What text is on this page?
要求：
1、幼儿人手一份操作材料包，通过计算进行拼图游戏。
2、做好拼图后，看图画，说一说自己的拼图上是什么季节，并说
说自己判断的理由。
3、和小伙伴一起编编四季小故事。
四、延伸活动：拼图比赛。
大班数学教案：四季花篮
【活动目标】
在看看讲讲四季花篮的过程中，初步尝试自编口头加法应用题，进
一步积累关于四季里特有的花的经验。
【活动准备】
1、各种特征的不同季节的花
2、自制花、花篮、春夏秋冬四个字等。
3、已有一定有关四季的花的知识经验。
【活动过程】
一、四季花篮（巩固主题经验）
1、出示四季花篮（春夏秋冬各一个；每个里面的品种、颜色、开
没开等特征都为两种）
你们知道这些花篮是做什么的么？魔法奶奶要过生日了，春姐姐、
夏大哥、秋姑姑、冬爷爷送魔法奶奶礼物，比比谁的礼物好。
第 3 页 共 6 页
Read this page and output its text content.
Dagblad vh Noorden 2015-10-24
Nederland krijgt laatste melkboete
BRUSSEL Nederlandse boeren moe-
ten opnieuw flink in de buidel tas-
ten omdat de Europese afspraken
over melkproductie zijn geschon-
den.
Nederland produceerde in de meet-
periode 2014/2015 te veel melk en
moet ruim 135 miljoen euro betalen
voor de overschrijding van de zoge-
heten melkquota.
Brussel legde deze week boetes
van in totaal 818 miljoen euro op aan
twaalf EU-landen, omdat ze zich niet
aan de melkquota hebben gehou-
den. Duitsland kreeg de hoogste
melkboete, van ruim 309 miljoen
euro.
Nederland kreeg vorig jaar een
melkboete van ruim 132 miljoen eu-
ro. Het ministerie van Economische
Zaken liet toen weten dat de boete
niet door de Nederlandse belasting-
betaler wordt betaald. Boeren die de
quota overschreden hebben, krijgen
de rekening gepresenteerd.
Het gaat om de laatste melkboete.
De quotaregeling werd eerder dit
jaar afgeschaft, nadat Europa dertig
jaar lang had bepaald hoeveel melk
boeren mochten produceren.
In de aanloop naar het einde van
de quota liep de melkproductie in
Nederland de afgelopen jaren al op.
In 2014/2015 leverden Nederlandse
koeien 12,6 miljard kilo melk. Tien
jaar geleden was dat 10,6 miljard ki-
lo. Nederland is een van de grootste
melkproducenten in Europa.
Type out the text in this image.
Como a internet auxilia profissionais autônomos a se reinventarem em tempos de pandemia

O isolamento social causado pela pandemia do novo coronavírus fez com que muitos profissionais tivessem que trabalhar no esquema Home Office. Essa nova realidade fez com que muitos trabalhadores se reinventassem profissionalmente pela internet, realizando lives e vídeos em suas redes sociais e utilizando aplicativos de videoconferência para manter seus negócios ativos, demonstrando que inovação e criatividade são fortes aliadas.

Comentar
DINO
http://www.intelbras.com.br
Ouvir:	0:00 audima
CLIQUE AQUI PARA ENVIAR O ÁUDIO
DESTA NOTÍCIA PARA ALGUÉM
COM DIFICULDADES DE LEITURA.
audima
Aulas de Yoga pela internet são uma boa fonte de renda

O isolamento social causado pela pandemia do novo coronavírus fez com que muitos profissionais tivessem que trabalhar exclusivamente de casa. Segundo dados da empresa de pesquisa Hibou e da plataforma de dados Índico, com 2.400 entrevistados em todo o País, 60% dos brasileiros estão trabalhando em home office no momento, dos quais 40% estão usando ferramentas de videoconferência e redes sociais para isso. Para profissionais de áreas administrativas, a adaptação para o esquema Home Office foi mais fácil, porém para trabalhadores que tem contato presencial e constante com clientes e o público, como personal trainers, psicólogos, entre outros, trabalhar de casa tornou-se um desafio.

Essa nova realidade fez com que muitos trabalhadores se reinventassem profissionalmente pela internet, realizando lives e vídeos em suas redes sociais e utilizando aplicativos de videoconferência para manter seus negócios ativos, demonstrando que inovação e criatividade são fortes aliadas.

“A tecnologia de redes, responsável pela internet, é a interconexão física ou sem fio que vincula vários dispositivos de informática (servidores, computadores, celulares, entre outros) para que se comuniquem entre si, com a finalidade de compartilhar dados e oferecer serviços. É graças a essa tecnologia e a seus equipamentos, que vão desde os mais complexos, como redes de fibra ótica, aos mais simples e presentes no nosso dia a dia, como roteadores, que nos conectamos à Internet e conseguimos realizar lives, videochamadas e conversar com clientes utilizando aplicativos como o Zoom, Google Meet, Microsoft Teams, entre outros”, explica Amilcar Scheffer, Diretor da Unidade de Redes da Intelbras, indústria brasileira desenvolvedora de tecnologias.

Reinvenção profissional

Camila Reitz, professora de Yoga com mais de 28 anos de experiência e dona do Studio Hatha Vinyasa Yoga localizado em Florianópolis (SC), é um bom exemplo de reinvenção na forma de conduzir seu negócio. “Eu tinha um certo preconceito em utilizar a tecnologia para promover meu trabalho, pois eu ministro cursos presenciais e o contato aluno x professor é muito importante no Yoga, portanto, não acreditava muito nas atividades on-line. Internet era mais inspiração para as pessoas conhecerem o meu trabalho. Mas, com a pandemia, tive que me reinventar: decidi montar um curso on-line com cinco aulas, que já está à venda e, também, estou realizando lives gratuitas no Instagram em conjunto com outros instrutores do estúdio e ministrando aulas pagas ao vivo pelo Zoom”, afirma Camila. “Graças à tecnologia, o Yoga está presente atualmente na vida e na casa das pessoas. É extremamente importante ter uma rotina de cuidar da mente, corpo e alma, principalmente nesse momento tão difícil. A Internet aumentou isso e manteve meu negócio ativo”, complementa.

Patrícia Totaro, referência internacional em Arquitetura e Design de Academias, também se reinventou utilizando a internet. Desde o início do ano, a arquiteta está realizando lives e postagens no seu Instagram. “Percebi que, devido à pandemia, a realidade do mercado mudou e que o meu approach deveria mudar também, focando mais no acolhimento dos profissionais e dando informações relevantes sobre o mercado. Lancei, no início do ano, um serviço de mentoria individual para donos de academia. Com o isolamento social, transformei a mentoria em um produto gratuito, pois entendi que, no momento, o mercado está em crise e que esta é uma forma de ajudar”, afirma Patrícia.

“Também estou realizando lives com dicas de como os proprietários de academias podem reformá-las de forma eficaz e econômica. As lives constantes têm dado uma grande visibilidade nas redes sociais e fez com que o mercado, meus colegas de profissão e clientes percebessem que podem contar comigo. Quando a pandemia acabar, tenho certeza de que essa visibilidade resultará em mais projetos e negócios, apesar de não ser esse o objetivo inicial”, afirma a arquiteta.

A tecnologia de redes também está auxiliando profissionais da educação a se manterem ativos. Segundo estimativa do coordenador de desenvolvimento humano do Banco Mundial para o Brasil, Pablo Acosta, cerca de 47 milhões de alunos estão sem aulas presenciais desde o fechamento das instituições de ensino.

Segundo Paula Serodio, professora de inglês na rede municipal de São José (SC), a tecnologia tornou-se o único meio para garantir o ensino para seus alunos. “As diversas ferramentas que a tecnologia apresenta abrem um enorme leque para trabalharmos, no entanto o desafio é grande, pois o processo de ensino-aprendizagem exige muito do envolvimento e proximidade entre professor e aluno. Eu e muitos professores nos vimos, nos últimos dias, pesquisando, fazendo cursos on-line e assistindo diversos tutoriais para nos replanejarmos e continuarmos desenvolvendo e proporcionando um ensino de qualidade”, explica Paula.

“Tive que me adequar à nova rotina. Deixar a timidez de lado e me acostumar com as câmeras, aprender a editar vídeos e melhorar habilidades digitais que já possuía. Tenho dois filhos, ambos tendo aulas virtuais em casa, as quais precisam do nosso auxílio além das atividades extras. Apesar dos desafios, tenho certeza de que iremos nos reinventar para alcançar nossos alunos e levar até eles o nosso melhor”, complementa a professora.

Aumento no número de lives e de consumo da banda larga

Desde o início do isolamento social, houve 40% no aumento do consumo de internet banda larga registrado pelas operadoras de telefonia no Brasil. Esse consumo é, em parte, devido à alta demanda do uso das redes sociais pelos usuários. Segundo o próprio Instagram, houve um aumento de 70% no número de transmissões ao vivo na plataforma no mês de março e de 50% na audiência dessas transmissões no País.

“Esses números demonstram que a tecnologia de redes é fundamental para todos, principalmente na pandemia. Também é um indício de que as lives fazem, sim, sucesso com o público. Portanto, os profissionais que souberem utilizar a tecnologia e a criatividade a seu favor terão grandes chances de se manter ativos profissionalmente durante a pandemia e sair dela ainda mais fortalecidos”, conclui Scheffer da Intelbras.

=====

### STATED EXERCISE
Give only the number of lines in the entries above that hold the string "text".

### RESPONSE TO THE EXERCISE
3